Job: Search the records below for the word "Service". Pull out each line that has it.

Material for this exercise:
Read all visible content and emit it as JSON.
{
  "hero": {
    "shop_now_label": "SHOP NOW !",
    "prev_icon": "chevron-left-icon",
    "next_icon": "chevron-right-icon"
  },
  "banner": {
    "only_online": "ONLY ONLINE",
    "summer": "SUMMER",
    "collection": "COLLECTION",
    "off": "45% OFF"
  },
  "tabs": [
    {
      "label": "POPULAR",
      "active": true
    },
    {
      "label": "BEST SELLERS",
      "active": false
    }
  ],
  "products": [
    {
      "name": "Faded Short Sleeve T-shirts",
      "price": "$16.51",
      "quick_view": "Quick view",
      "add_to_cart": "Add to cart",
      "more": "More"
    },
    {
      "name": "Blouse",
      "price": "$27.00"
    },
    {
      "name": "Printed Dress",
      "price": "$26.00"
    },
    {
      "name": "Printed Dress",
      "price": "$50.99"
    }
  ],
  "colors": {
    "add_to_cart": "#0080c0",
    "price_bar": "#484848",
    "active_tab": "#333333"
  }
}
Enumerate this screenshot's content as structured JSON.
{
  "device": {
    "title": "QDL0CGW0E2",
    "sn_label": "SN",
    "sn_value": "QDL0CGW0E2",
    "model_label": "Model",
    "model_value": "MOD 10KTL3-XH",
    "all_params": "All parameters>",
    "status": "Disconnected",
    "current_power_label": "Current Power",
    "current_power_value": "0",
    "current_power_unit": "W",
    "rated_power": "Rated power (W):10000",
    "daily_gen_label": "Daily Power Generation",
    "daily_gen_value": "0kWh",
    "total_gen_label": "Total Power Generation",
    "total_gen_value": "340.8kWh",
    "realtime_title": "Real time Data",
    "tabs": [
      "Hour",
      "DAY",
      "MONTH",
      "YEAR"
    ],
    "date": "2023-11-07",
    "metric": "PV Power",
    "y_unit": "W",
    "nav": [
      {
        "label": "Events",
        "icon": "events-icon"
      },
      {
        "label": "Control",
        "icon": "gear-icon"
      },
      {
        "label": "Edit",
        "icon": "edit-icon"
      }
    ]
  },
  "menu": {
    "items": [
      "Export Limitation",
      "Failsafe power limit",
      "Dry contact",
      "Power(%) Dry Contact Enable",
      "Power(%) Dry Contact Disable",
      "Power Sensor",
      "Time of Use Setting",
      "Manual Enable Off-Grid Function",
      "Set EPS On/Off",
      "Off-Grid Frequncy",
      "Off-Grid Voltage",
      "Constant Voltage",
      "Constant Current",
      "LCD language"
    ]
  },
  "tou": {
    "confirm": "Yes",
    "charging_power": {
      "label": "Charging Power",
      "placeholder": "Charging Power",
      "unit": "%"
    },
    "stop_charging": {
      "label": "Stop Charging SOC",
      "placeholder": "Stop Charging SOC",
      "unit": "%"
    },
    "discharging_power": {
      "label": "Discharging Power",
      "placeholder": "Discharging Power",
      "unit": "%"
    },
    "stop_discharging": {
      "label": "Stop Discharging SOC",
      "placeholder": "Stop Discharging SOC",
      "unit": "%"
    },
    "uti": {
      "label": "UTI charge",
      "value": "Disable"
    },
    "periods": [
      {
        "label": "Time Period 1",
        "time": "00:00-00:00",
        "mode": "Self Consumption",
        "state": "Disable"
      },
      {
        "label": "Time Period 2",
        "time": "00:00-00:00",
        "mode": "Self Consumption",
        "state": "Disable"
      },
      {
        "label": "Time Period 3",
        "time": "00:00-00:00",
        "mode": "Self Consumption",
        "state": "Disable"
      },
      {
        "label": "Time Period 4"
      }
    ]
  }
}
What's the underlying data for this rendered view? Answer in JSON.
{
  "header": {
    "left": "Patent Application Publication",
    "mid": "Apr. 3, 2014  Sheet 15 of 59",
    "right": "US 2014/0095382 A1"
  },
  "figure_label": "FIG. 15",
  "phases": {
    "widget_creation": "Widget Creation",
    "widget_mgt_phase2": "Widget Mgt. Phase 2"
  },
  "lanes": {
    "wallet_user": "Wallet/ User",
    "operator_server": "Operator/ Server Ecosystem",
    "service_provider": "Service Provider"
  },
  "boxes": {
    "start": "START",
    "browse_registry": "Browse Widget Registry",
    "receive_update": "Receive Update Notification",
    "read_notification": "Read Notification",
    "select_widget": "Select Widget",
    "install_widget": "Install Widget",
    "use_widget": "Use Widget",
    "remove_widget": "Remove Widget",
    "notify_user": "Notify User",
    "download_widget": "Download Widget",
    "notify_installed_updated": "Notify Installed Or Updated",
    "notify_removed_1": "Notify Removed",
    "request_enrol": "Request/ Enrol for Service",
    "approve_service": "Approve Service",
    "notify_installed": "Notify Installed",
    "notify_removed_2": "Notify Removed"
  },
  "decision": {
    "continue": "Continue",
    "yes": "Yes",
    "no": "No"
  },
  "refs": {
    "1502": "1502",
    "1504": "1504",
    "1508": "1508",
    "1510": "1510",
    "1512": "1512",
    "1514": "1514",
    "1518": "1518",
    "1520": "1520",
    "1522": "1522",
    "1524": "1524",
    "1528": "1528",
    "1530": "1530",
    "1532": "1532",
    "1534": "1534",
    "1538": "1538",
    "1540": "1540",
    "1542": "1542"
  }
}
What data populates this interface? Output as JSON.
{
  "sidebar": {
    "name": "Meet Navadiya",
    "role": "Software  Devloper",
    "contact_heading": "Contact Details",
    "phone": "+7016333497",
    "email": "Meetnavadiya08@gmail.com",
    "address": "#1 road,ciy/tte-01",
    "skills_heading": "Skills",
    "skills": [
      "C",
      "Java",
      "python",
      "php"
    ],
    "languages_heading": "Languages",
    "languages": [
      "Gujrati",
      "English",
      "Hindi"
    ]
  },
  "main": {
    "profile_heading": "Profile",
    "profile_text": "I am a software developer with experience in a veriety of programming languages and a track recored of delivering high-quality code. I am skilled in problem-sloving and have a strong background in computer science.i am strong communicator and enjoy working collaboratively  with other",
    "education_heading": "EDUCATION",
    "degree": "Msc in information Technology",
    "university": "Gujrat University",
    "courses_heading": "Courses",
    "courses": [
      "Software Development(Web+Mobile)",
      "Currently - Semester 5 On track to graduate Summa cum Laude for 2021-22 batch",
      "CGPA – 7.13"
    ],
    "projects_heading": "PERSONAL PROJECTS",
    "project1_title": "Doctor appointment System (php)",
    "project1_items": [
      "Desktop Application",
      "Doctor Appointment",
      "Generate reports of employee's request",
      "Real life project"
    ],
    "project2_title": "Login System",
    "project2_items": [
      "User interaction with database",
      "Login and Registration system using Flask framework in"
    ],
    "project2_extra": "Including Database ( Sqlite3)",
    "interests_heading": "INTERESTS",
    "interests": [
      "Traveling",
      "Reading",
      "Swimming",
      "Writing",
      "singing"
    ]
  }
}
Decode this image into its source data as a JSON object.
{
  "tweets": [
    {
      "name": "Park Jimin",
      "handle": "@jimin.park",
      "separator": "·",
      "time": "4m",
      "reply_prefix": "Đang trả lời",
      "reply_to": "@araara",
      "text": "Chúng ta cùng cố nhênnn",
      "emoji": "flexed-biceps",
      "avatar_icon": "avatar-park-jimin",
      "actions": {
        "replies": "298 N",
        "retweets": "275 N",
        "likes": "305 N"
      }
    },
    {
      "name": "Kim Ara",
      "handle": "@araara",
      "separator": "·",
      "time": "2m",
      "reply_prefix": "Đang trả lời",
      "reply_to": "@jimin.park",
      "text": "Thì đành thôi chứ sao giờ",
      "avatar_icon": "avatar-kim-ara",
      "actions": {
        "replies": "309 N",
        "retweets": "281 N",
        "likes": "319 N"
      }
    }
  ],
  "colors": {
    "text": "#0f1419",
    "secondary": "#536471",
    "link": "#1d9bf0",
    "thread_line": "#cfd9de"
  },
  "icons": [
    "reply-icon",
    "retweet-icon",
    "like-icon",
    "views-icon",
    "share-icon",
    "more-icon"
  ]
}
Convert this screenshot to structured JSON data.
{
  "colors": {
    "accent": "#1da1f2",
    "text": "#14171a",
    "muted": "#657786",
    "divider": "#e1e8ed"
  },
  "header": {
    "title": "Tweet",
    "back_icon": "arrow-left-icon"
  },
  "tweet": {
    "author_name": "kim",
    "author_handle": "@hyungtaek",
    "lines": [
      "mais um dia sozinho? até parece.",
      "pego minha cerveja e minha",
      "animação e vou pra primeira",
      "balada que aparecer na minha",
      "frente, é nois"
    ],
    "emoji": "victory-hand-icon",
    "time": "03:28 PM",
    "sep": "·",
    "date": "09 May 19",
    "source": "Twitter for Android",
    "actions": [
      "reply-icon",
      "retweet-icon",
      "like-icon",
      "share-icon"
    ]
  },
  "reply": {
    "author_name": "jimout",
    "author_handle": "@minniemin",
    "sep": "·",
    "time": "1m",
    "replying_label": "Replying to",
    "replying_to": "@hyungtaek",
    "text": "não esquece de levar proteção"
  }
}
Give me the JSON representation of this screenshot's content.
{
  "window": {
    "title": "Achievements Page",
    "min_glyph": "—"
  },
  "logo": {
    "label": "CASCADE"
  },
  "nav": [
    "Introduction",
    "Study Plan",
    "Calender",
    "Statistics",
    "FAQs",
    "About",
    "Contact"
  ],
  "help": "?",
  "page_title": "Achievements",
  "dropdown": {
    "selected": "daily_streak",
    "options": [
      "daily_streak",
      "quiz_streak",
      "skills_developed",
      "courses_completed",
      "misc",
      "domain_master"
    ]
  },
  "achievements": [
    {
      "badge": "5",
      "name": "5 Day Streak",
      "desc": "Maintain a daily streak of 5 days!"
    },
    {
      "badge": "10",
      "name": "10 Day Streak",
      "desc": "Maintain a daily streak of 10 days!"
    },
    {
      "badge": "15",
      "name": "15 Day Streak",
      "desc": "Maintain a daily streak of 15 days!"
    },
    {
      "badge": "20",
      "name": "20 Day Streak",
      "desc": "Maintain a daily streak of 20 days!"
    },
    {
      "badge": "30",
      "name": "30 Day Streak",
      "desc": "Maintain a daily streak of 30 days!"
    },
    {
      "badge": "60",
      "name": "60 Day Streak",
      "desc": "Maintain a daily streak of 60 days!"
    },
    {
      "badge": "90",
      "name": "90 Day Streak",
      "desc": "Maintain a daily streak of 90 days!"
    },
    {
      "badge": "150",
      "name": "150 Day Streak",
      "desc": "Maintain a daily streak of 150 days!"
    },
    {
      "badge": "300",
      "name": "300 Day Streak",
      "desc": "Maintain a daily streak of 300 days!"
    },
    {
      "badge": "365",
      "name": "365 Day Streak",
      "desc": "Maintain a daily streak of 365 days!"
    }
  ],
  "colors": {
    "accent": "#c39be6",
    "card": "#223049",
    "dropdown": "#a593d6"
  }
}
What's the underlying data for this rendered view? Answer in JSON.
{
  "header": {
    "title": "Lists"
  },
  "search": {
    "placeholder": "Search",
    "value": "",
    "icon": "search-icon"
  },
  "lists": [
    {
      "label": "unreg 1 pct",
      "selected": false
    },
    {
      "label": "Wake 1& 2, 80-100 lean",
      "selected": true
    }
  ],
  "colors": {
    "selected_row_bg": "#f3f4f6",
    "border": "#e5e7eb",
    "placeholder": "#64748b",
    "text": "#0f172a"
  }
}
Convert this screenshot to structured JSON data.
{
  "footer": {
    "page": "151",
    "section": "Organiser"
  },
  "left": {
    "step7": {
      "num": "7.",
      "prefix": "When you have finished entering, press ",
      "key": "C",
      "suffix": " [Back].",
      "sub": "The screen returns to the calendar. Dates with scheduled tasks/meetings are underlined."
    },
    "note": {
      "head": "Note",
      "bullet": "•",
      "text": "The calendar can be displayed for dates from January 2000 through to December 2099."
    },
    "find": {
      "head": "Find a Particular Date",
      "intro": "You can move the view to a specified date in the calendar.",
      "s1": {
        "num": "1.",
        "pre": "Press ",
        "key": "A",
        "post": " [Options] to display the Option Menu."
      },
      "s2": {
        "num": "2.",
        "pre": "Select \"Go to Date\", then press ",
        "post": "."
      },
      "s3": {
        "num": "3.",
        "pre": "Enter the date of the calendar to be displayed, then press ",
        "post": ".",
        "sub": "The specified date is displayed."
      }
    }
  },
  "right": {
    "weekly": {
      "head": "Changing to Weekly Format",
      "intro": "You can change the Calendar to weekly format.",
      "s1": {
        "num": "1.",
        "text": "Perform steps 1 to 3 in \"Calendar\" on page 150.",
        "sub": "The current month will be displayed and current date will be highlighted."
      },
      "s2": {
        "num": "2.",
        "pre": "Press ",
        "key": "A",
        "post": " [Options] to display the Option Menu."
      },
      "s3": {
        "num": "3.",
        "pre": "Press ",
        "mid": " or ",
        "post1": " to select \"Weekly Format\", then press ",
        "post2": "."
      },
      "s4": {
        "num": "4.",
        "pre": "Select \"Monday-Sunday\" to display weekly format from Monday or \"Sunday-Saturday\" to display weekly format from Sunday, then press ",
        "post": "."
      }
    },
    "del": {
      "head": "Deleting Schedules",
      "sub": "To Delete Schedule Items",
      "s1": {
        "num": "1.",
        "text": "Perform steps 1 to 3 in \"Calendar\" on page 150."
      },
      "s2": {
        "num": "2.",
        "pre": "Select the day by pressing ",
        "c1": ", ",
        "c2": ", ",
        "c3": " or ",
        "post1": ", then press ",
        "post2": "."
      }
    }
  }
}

Response for this exercise:
    "service_provider": "Service Provider"
    "request_enrol": "Request/ Enrol for Service",
    "approve_service": "Approve Service",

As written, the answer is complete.